Task requirements —
Copy the following lines verbatim, beginning at the line that contains "Text: and breaks" and stopping after the line that contains "UI element localization: list".
* Start Stored data *
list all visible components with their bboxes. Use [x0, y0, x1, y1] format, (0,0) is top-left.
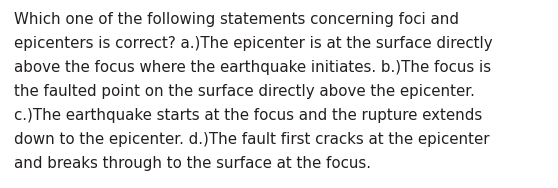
Text: and breaks through to the surface at the focus.: and breaks through to the surface at the…: [14, 156, 371, 171]
Text: above the focus where the earthquake initiates. b.)The focus is: above the focus where the earthquake ini…: [14, 60, 491, 75]
Text: the faulted point on the surface directly above the epicenter.: the faulted point on the surface directl…: [14, 84, 475, 99]
Text: down to the epicenter. d.)The fault first cracks at the epicenter: down to the epicenter. d.)The fault firs…: [14, 132, 489, 147]
Text: epicenters is correct? a.)The epicenter is at the surface directly: epicenters is correct? a.)The epicenter …: [14, 36, 493, 51]
Text: c.)The earthquake starts at the focus and the rupture extends: c.)The earthquake starts at the focus an…: [14, 108, 482, 123]
Text: Which one of the following statements concerning foci and: Which one of the following statements co…: [14, 12, 459, 27]
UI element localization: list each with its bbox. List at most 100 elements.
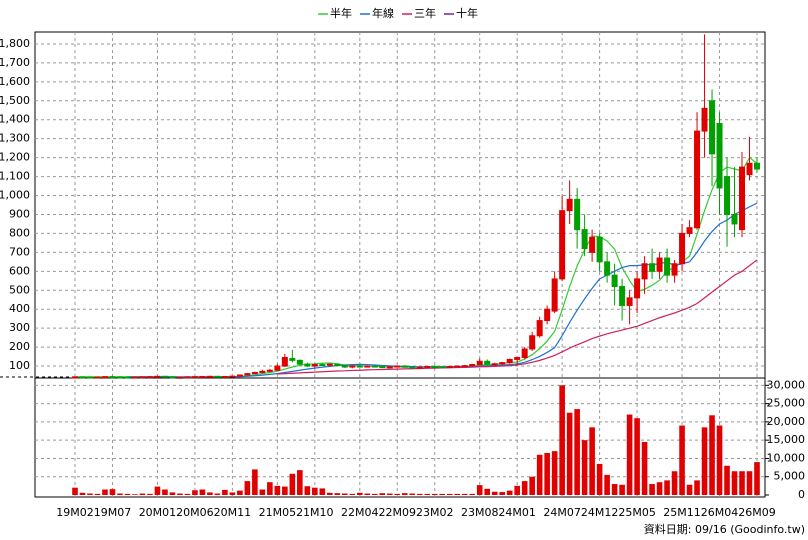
candle-body — [184, 376, 191, 379]
volume-bar — [364, 493, 371, 495]
candle-body — [551, 278, 558, 312]
candle-body — [206, 375, 213, 378]
candle-body — [754, 162, 760, 170]
candle-body — [364, 365, 371, 368]
volume-bar — [139, 493, 146, 495]
volume-bar — [671, 471, 678, 495]
x-tick-label: 22M04 — [341, 506, 379, 519]
volume-bar — [611, 484, 618, 495]
candle-body — [589, 236, 596, 253]
volume-bar — [184, 493, 191, 495]
y2-tick-label: 0 — [798, 488, 805, 501]
volume-bar — [574, 409, 580, 495]
x-tick-label: 23M02 — [416, 506, 454, 519]
candle-body — [626, 297, 633, 306]
candle-body — [424, 365, 431, 368]
volume-bar — [544, 452, 550, 495]
candle-body — [131, 376, 138, 379]
volume-bar — [679, 425, 685, 495]
candle-body — [274, 365, 281, 371]
volume-bar — [746, 471, 753, 495]
volume-bar — [409, 493, 416, 495]
candle-body — [709, 100, 716, 155]
candle-body — [251, 372, 258, 375]
volume-bar — [394, 493, 401, 495]
volume-bar — [229, 492, 236, 495]
x-tick-label: 25M05 — [618, 506, 656, 519]
volume-bar — [589, 427, 595, 495]
y-tick-label: 1,400 — [0, 113, 30, 126]
volume-bar — [499, 492, 505, 495]
volume-bar — [559, 385, 565, 495]
candle-body — [146, 376, 153, 379]
volume-bar — [199, 489, 206, 495]
volume-bar — [581, 440, 588, 495]
candle-body — [454, 365, 461, 368]
y-tick-label: 1,700 — [0, 56, 30, 69]
volume-bar — [177, 493, 183, 495]
x-tick-label: 24M12 — [581, 506, 619, 519]
x-tick-label: 22M09 — [379, 506, 417, 519]
volume-bar — [356, 492, 363, 495]
candle-body — [394, 365, 401, 368]
candle-body — [619, 285, 626, 306]
volume-bar — [289, 473, 296, 495]
candle-body — [746, 162, 753, 176]
volume-bar — [154, 486, 161, 495]
candle-body — [289, 357, 296, 361]
volume-bar — [596, 463, 603, 495]
x-tick-label: 19M02 — [56, 506, 94, 519]
volume-bar — [454, 493, 461, 495]
candle-body — [334, 363, 341, 367]
y-tick-label: 700 — [9, 245, 30, 258]
candle-body — [559, 210, 566, 280]
candle-body — [304, 363, 311, 367]
volume-bar — [297, 470, 303, 495]
volume-bar — [386, 493, 393, 495]
candle-body — [566, 198, 573, 212]
volume-bar — [656, 482, 663, 495]
volume-bar — [484, 488, 490, 495]
candle-body — [244, 373, 251, 376]
x-tick-label: 21M05 — [259, 506, 297, 519]
volume-bar — [79, 492, 86, 495]
volume-bar — [716, 425, 723, 495]
volume-bar — [124, 493, 131, 495]
y-tick-label: 400 — [9, 302, 30, 315]
legend-label: 十年 — [456, 6, 478, 20]
candle-body — [461, 365, 468, 368]
volume-bar — [252, 469, 258, 495]
volume-bar — [169, 492, 176, 495]
candle-body — [604, 261, 611, 276]
candle-body — [266, 369, 273, 372]
candle-body — [229, 375, 236, 378]
volume-bar — [312, 487, 318, 495]
candle-body — [739, 166, 746, 231]
volume-bar — [192, 490, 198, 495]
legend-label: 半年 — [330, 6, 352, 20]
volume-bar — [87, 493, 93, 495]
candle-body — [221, 375, 228, 378]
candle-body — [536, 320, 543, 337]
volume-bar — [739, 471, 745, 495]
candle-body — [124, 376, 131, 379]
x-tick-label: 26M09 — [738, 506, 776, 519]
candle-body — [649, 263, 656, 272]
volume-bar — [634, 418, 640, 495]
y2-tick-label: 25,000 — [767, 397, 806, 410]
candle-body — [214, 375, 221, 378]
candle-body — [499, 362, 506, 365]
x-tick-label: 19M07 — [94, 506, 132, 519]
volume-bar — [371, 493, 378, 495]
y2-tick-label: 20,000 — [767, 415, 806, 428]
x-tick-label: 20M11 — [214, 506, 252, 519]
volume-bar — [476, 485, 483, 495]
candle-body — [349, 365, 356, 368]
y2-tick-label: 5,000 — [774, 470, 806, 483]
volume-bar — [132, 494, 138, 495]
volume-bar — [342, 493, 348, 495]
candle-body — [79, 376, 86, 379]
volume-bar — [491, 491, 498, 495]
y-tick-label: 1,800 — [0, 37, 30, 50]
volume-bar — [551, 451, 558, 495]
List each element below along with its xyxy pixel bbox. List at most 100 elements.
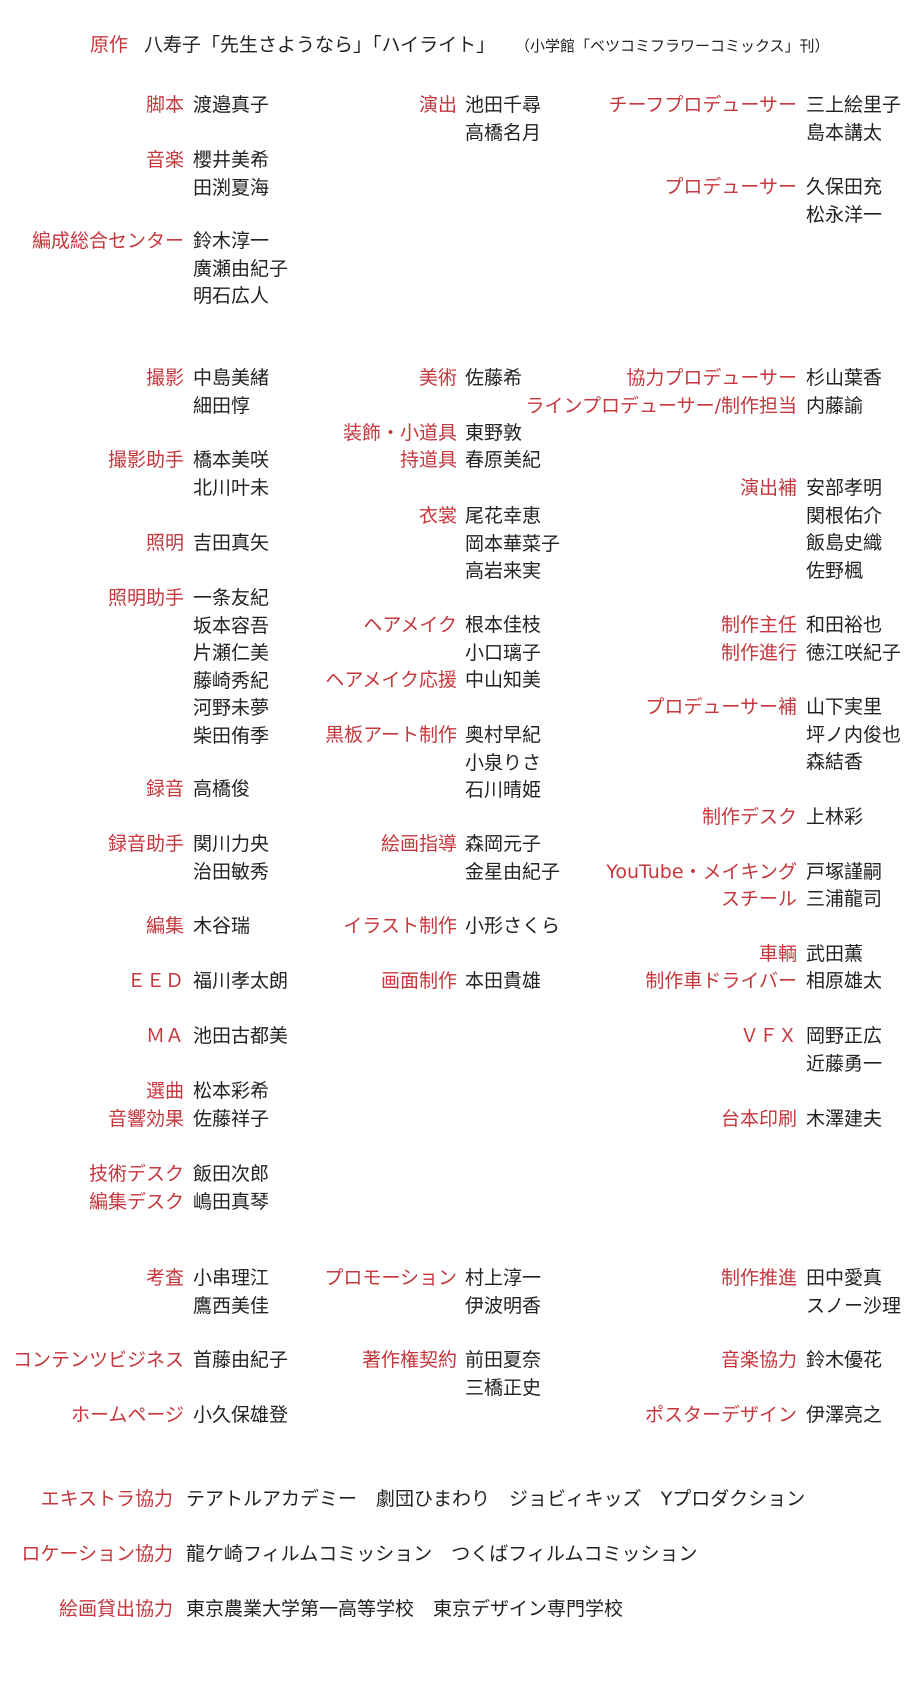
credit-name: 渡邉真子 — [193, 94, 270, 116]
credit-name: 三浦龍司 — [806, 888, 883, 910]
credit-name: 春原美紀 — [465, 449, 542, 471]
credit-role: チーフプロデューサー — [608, 94, 797, 116]
credit-name: 小串理江 — [193, 1267, 270, 1289]
credit-name: 本田貴雄 — [465, 970, 542, 992]
credit-name: 戸塚謹嗣 — [806, 861, 883, 883]
credit-role: 撮影 — [145, 367, 184, 389]
credit-name: 池田古都美 — [193, 1025, 289, 1047]
credit-role: ヘアメイク — [363, 614, 457, 636]
cooperation-role: 絵画貸出協力 — [58, 1598, 173, 1620]
credit-role: ポスターデザイン — [644, 1404, 797, 1426]
credit-role: 照明 — [145, 532, 184, 554]
credit-name: 木澤建夫 — [806, 1108, 883, 1130]
credit-role: 協力プロデューサー — [626, 367, 797, 389]
credit-role: 制作推進 — [720, 1267, 797, 1289]
header-role: 原作 — [89, 34, 128, 56]
credit-name: 高橋俊 — [193, 778, 251, 800]
credit-name: 片瀬仁美 — [193, 642, 270, 664]
credit-name: 相原雄太 — [806, 970, 883, 992]
credit-role: コンテンツビジネス — [12, 1349, 184, 1371]
credit-role: 美術 — [418, 367, 457, 389]
credit-name: 小口璃子 — [465, 641, 542, 664]
cooperation-role: エキストラ協力 — [40, 1488, 173, 1510]
credit-role: 演出 — [418, 94, 457, 116]
credit-name: 佐藤希 — [465, 367, 523, 389]
cooperation-text: 東京農業大学第一高等学校 東京デザイン専門学校 — [186, 1598, 624, 1620]
credit-name: 明石広人 — [193, 285, 270, 307]
credit-name: 池田千尋 — [465, 94, 542, 116]
credit-name: 小泉りさ — [465, 751, 542, 774]
credit-name: スノー沙理 — [806, 1294, 902, 1317]
credit-name: 坂本容吾 — [193, 614, 270, 637]
credit-role: 編成総合センター — [31, 230, 184, 252]
credit-name: 小久保雄登 — [193, 1404, 289, 1426]
credit-name: 奥村早紀 — [465, 724, 542, 746]
credit-role: 演出補 — [739, 477, 797, 499]
credit-role: 脚本 — [145, 94, 184, 116]
credit-name: 金星由紀子 — [465, 860, 561, 883]
credit-name: 徳江咲紀子 — [806, 642, 902, 664]
credit-role: プロデューサー — [664, 176, 797, 198]
credit-name: 中山知美 — [465, 669, 542, 691]
credit-name: 鈴木淳一 — [193, 230, 270, 252]
credit-name: 森結香 — [806, 751, 864, 773]
credit-role: 録音 — [145, 778, 184, 800]
credit-role: 制作車ドライバー — [645, 970, 797, 992]
credit-name: 武田薫 — [806, 943, 864, 965]
credit-name: 飯島史織 — [806, 532, 883, 554]
cooperation-text: テアトルアカデミー 劇団ひまわり ジョビィキッズ Yプロダクション — [186, 1488, 806, 1510]
credit-name: 上林彩 — [806, 806, 864, 828]
credit-name: 藤崎秀紀 — [193, 669, 270, 692]
credit-role: 装飾・小道具 — [342, 422, 457, 444]
credit-role: 音響効果 — [107, 1108, 184, 1130]
credit-name: 柴田侑季 — [193, 724, 270, 747]
credit-role: 音楽協力 — [720, 1349, 797, 1371]
credit-name: 高岩来実 — [465, 560, 542, 582]
credit-role: ＭＡ — [145, 1025, 184, 1047]
credit-name: 福川孝太朗 — [193, 970, 289, 992]
credit-name: 飯田次郎 — [193, 1163, 270, 1185]
credit-role: 録音助手 — [107, 833, 184, 855]
credit-name: 関根佑介 — [806, 504, 883, 527]
credit-role: 撮影助手 — [107, 449, 184, 471]
credit-name: 近藤勇一 — [806, 1052, 883, 1075]
credit-role: 絵画指導 — [380, 833, 457, 855]
credit-role: 台本印刷 — [720, 1108, 797, 1130]
credit-name: 尾花幸恵 — [465, 505, 542, 527]
credit-name: 森岡元子 — [465, 833, 542, 855]
credit-role: 制作進行 — [720, 642, 797, 664]
credit-role: ホームページ — [70, 1404, 184, 1426]
credit-name: 鷹西美佳 — [193, 1294, 270, 1317]
credit-name: 村上淳一 — [465, 1267, 542, 1289]
credit-name: 岡本華菜子 — [465, 532, 561, 555]
credit-role: 編集デスク — [88, 1191, 184, 1213]
credit-name: 一条友紀 — [193, 587, 270, 609]
credit-name: 治田敏秀 — [193, 860, 270, 883]
credit-name: 吉田真矢 — [193, 532, 270, 554]
credit-role: 黒板アート制作 — [325, 724, 457, 746]
credit-name: 和田裕也 — [806, 614, 883, 636]
credit-role: ＥＥＤ — [126, 970, 184, 992]
credit-name: 細田惇 — [193, 394, 251, 417]
header-note: （小学館「ベツコミフラワーコミックス」刊） — [515, 37, 830, 55]
credit-name: 内藤諭 — [806, 395, 864, 417]
credit-name: 嶋田真琴 — [193, 1191, 270, 1213]
credit-name: 佐野楓 — [806, 559, 864, 582]
credit-name: 木谷瑞 — [193, 915, 251, 937]
credit-name: 北川叶未 — [193, 476, 270, 499]
credit-role: ヘアメイク応援 — [325, 669, 457, 691]
credit-role: プロモーション — [324, 1267, 457, 1289]
credit-name: 佐藤祥子 — [193, 1108, 270, 1130]
credit-role: 車輌 — [758, 943, 797, 965]
credit-name: 小形さくら — [465, 915, 561, 937]
credit-name: 中島美緒 — [193, 367, 270, 389]
credit-role: 持道具 — [399, 449, 457, 471]
credit-role: 音楽 — [145, 149, 184, 171]
credit-name: 櫻井美希 — [193, 149, 270, 171]
credit-name: 松永洋一 — [806, 203, 883, 226]
credit-name: 高橋名月 — [465, 121, 542, 144]
credit-name: 伊澤亮之 — [806, 1404, 883, 1426]
credit-name: 鈴木優花 — [806, 1349, 883, 1371]
credit-name: 坪ノ内俊也 — [806, 723, 902, 746]
credit-name: 首藤由紀子 — [193, 1349, 289, 1371]
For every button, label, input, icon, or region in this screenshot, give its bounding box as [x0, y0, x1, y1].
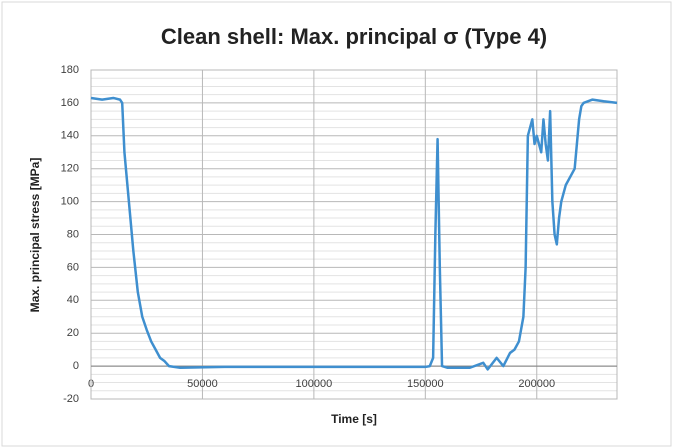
y-tick-label: 0: [73, 360, 79, 372]
y-axis-label: Max. principal stress [MPa]: [28, 158, 42, 313]
y-tick-label: 120: [61, 163, 79, 175]
y-tick-label: 100: [61, 196, 79, 208]
x-tick-label: 200000: [518, 378, 555, 390]
x-tick-label: 50000: [187, 378, 218, 390]
x-tick-label: 100000: [296, 378, 333, 390]
y-tick-label: 160: [61, 97, 79, 109]
y-tick-label: -20: [63, 393, 79, 405]
plot-area: [90, 69, 618, 400]
y-tick-label: 60: [67, 261, 79, 273]
x-tick-label: 150000: [407, 378, 444, 390]
y-tick-label: 180: [61, 64, 79, 76]
y-tick-label: 140: [61, 130, 79, 142]
y-tick-label: 40: [67, 294, 79, 306]
chart-title: Clean shell: Max. principal σ (Type 4): [161, 24, 547, 49]
y-tick-label: 80: [67, 228, 79, 240]
y-tick-label: 20: [67, 327, 79, 339]
data-line: [90, 96, 618, 371]
x-axis-label: Time [s]: [331, 412, 377, 426]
* End Stored data *
Answer to this exercise —
Text: and breaks through to the surface at the focus.: and breaks through to the surface at the…: [14, 156, 371, 171]
Text: above the focus where the earthquake initiates. b.)The focus is: above the focus where the earthquake ini…: [14, 60, 491, 75]
Text: the faulted point on the surface directly above the epicenter.: the faulted point on the surface directl…: [14, 84, 475, 99]
Text: down to the epicenter. d.)The fault first cracks at the epicenter: down to the epicenter. d.)The fault firs…: [14, 132, 489, 147]
Text: epicenters is correct? a.)The epicenter is at the surface directly: epicenters is correct? a.)The epicenter …: [14, 36, 493, 51]
Text: c.)The earthquake starts at the focus and the rupture extends: c.)The earthquake starts at the focus an…: [14, 108, 482, 123]
Text: Which one of the following statements concerning foci and: Which one of the following statements co…: [14, 12, 459, 27]
UI element localization: list each with its bbox. List at most 100 elements.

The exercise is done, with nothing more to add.